## Entries supplied

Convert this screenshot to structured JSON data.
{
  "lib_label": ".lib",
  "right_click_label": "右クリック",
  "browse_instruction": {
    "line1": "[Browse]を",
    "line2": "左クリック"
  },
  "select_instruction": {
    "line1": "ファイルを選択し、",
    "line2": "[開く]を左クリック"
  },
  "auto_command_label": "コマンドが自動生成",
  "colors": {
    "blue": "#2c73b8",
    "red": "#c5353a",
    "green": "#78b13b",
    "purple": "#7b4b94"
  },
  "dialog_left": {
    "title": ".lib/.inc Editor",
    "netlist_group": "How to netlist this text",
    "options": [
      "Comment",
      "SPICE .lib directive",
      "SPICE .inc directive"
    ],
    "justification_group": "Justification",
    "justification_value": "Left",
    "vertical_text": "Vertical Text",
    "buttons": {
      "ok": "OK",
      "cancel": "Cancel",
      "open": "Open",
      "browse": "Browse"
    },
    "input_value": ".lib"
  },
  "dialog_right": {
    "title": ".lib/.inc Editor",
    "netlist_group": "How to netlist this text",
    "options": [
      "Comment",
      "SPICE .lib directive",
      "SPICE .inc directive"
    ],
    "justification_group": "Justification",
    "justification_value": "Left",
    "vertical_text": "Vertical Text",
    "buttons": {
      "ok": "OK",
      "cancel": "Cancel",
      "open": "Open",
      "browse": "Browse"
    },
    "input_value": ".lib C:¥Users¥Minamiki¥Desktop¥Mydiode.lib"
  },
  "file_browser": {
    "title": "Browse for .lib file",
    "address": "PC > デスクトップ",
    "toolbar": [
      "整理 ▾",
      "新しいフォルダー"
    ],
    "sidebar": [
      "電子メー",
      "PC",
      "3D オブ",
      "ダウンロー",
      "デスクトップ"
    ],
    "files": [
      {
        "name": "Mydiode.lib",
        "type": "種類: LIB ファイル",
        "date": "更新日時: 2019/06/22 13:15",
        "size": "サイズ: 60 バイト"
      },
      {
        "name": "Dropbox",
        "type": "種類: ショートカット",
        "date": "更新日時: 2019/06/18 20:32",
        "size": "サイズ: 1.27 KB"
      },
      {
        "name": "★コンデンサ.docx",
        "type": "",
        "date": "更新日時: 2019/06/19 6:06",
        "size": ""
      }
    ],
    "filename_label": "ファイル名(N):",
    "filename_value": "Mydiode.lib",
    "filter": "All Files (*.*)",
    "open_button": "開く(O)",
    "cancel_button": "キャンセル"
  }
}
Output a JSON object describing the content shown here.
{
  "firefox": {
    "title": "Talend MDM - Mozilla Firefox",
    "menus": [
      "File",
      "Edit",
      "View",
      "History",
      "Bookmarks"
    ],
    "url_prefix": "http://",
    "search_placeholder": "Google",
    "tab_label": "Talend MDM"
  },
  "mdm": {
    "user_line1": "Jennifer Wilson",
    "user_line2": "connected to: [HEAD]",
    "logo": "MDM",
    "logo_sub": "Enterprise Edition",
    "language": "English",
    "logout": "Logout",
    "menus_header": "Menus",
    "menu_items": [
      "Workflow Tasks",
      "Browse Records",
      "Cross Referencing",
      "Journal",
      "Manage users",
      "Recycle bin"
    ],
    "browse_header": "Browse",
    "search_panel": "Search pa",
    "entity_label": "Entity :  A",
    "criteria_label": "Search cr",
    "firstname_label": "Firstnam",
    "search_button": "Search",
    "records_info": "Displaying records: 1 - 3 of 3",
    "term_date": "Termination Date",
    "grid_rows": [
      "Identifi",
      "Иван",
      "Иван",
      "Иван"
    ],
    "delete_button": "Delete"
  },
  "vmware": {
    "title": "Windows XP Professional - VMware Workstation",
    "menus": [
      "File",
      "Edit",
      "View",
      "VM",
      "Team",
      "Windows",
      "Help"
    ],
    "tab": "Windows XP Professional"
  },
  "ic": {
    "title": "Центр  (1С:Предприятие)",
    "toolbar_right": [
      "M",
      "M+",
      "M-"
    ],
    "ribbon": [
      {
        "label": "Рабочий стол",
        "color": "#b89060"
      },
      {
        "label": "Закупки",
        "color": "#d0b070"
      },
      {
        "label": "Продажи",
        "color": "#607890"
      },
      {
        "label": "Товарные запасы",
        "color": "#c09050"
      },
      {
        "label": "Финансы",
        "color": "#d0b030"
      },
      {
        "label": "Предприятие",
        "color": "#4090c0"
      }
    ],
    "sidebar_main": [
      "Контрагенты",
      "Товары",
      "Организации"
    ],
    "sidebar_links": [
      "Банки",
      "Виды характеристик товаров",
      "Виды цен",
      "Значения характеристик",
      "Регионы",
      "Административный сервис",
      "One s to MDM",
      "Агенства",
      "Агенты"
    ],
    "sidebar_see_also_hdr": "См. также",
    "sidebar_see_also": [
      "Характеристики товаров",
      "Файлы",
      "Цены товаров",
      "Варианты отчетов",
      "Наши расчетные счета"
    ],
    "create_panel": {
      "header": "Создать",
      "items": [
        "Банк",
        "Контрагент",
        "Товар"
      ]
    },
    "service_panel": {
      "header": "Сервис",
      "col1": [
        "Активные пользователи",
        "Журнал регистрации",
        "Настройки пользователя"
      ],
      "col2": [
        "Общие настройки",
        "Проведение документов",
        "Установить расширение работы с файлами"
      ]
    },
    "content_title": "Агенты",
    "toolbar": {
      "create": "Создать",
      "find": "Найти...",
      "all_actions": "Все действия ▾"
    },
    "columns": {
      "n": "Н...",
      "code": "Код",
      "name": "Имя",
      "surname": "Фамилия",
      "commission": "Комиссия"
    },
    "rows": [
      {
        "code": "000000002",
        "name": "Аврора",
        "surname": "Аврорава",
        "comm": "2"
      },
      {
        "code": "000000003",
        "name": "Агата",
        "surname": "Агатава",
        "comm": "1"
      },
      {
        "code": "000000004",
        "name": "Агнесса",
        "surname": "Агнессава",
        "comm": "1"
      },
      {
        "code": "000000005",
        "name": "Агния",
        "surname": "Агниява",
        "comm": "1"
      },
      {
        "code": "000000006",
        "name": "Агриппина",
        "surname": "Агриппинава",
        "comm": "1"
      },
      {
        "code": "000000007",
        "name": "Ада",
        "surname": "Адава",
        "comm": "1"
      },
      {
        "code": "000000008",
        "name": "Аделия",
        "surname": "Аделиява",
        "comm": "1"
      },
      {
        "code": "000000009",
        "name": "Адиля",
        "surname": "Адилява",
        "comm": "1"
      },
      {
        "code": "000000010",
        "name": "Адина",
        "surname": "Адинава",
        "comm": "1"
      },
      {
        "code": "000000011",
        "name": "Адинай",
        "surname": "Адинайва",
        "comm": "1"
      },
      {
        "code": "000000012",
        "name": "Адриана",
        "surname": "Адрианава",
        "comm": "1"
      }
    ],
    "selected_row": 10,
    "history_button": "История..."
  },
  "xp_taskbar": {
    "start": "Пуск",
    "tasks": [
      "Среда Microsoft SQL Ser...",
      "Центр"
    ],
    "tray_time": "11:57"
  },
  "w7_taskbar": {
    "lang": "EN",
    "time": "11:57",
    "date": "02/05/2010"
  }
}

## Exercise description
Copy down the whole of the data above, matching it exactly.

## The answer
Convert this screenshot to structured JSON data.
{
  "lib_label": ".lib",
  "right_click_label": "右クリック",
  "browse_instruction": {
    "line1": "[Browse]を",
    "line2": "左クリック"
  },
  "select_instruction": {
    "line1": "ファイルを選択し、",
    "line2": "[開く]を左クリック"
  },
  "auto_command_label": "コマンドが自動生成",
  "colors": {
    "blue": "#2c73b8",
    "red": "#c5353a",
    "green": "#78b13b",
    "purple": "#7b4b94"
  },
  "dialog_left": {
    "title": ".lib/.inc Editor",
    "netlist_group": "How to netlist this text",
    "options": [
      "Comment",
      "SPICE .lib directive",
      "SPICE .inc directive"
    ],
    "justification_group": "Justification",
    "justification_value": "Left",
    "vertical_text": "Vertical Text",
    "buttons": {
      "ok": "OK",
      "cancel": "Cancel",
      "open": "Open",
      "browse": "Browse"
    },
    "input_value": ".lib"
  },
  "dialog_right": {
    "title": ".lib/.inc Editor",
    "netlist_group": "How to netlist this text",
    "options": [
      "Comment",
      "SPICE .lib directive",
      "SPICE .inc directive"
    ],
    "justification_group": "Justification",
    "justification_value": "Left",
    "vertical_text": "Vertical Text",
    "buttons": {
      "ok": "OK",
      "cancel": "Cancel",
      "open": "Open",
      "browse": "Browse"
    },
    "input_value": ".lib C:¥Users¥Minamiki¥Desktop¥Mydiode.lib"
  },
  "file_browser": {
    "title": "Browse for .lib file",
    "address": "PC > デスクトップ",
    "toolbar": [
      "整理 ▾",
      "新しいフォルダー"
    ],
    "sidebar": [
      "電子メー",
      "PC",
      "3D オブ",
      "ダウンロー",
      "デスクトップ"
    ],
    "files": [
      {
        "name": "Mydiode.lib",
        "type": "種類: LIB ファイル",
        "date": "更新日時: 2019/06/22 13:15",
        "size": "サイズ: 60 バイト"
      },
      {
        "name": "Dropbox",
        "type": "種類: ショートカット",
        "date": "更新日時: 2019/06/18 20:32",
        "size": "サイズ: 1.27 KB"
      },
      {
        "name": "★コンデンサ.docx",
        "type": "",
        "date": "更新日時: 2019/06/19 6:06",
        "size": ""
      }
    ],
    "filename_label": "ファイル名(N):",
    "filename_value": "Mydiode.lib",
    "filter": "All Files (*.*)",
    "open_button": "開く(O)",
    "cancel_button": "キャンセル"
  }
}
Output a JSON object describing the content shown here.
{
  "firefox": {
    "title": "Talend MDM - Mozilla Firefox",
    "menus": [
      "File",
      "Edit",
      "View",
      "History",
      "Bookmarks"
    ],
    "url_prefix": "http://",
    "search_placeholder": "Google",
    "tab_label": "Talend MDM"
  },
  "mdm": {
    "user_line1": "Jennifer Wilson",
    "user_line2": "connected to: [HEAD]",
    "logo": "MDM",
    "logo_sub": "Enterprise Edition",
    "language": "English",
    "logout": "Logout",
    "menus_header": "Menus",
    "menu_items": [
      "Workflow Tasks",
      "Browse Records",
      "Cross Referencing",
      "Journal",
      "Manage users",
      "Recycle bin"
    ],
    "browse_header": "Browse",
    "search_panel": "Search pa",
    "entity_label": "Entity :  A",
    "criteria_label": "Search cr",
    "firstname_label": "Firstnam",
    "search_button": "Search",
    "records_info": "Displaying records: 1 - 3 of 3",
    "term_date": "Termination Date",
    "grid_rows": [
      "Identifi",
      "Иван",
      "Иван",
      "Иван"
    ],
    "delete_button": "Delete"
  },
  "vmware": {
    "title": "Windows XP Professional - VMware Workstation",
    "menus": [
      "File",
      "Edit",
      "View",
      "VM",
      "Team",
      "Windows",
      "Help"
    ],
    "tab": "Windows XP Professional"
  },
  "ic": {
    "title": "Центр  (1С:Предприятие)",
    "toolbar_right": [
      "M",
      "M+",
      "M-"
    ],
    "ribbon": [
      {
        "label": "Рабочий стол",
        "color": "#b89060"
      },
      {
        "label": "Закупки",
        "color": "#d0b070"
      },
      {
        "label": "Продажи",
        "color": "#607890"
      },
      {
        "label": "Товарные запасы",
        "color": "#c09050"
      },
      {
        "label": "Финансы",
        "color": "#d0b030"
      },
      {
        "label": "Предприятие",
        "color": "#4090c0"
      }
    ],
    "sidebar_main": [
      "Контрагенты",
      "Товары",
      "Организации"
    ],
    "sidebar_links": [
      "Банки",
      "Виды характеристик товаров",
      "Виды цен",
      "Значения характеристик",
      "Регионы",
      "Административный сервис",
      "One s to MDM",
      "Агенства",
      "Агенты"
    ],
    "sidebar_see_also_hdr": "См. также",
    "sidebar_see_also": [
      "Характеристики товаров",
      "Файлы",
      "Цены товаров",
      "Варианты отчетов",
      "Наши расчетные счета"
    ],
    "create_panel": {
      "header": "Создать",
      "items": [
        "Банк",
        "Контрагент",
        "Товар"
      ]
    },
    "service_panel": {
      "header": "Сервис",
      "col1": [
        "Активные пользователи",
        "Журнал регистрации",
        "Настройки пользователя"
      ],
      "col2": [
        "Общие настройки",
        "Проведение документов",
        "Установить расширение работы с файлами"
      ]
    },
    "content_title": "Агенты",
    "toolbar": {
      "create": "Создать",
      "find": "Найти...",
      "all_actions": "Все действия ▾"
    },
    "columns": {
      "n": "Н...",
      "code": "Код",
      "name": "Имя",
      "surname": "Фамилия",
      "commission": "Комиссия"
    },
    "rows": [
      {
        "code": "000000002",
        "name": "Аврора",
        "surname": "Аврорава",
        "comm": "2"
      },
      {
        "code": "000000003",
        "name": "Агата",
        "surname": "Агатава",
        "comm": "1"
      },
      {
        "code": "000000004",
        "name": "Агнесса",
        "surname": "Агнессава",
        "comm": "1"
      },
      {
        "code": "000000005",
        "name": "Агния",
        "surname": "Агниява",
        "comm": "1"
      },
      {
        "code": "000000006",
        "name": "Агриппина",
        "surname": "Агриппинава",
        "comm": "1"
      },
      {
        "code": "000000007",
        "name": "Ада",
        "surname": "Адава",
        "comm": "1"
      },
      {
        "code": "000000008",
        "name": "Аделия",
        "surname": "Аделиява",
        "comm": "1"
      },
      {
        "code": "000000009",
        "name": "Адиля",
        "surname": "Адилява",
        "comm": "1"
      },
      {
        "code": "000000010",
        "name": "Адина",
        "surname": "Адинава",
        "comm": "1"
      },
      {
        "code": "000000011",
        "name": "Адинай",
        "surname": "Адинайва",
        "comm": "1"
      },
      {
        "code": "000000012",
        "name": "Адриана",
        "surname": "Адрианава",
        "comm": "1"
      }
    ],
    "selected_row": 10,
    "history_button": "История..."
  },
  "xp_taskbar": {
    "start": "Пуск",
    "tasks": [
      "Среда Microsoft SQL Ser...",
      "Центр"
    ],
    "tray_time": "11:57"
  },
  "w7_taskbar": {
    "lang": "EN",
    "time": "11:57",
    "date": "02/05/2010"
  }
}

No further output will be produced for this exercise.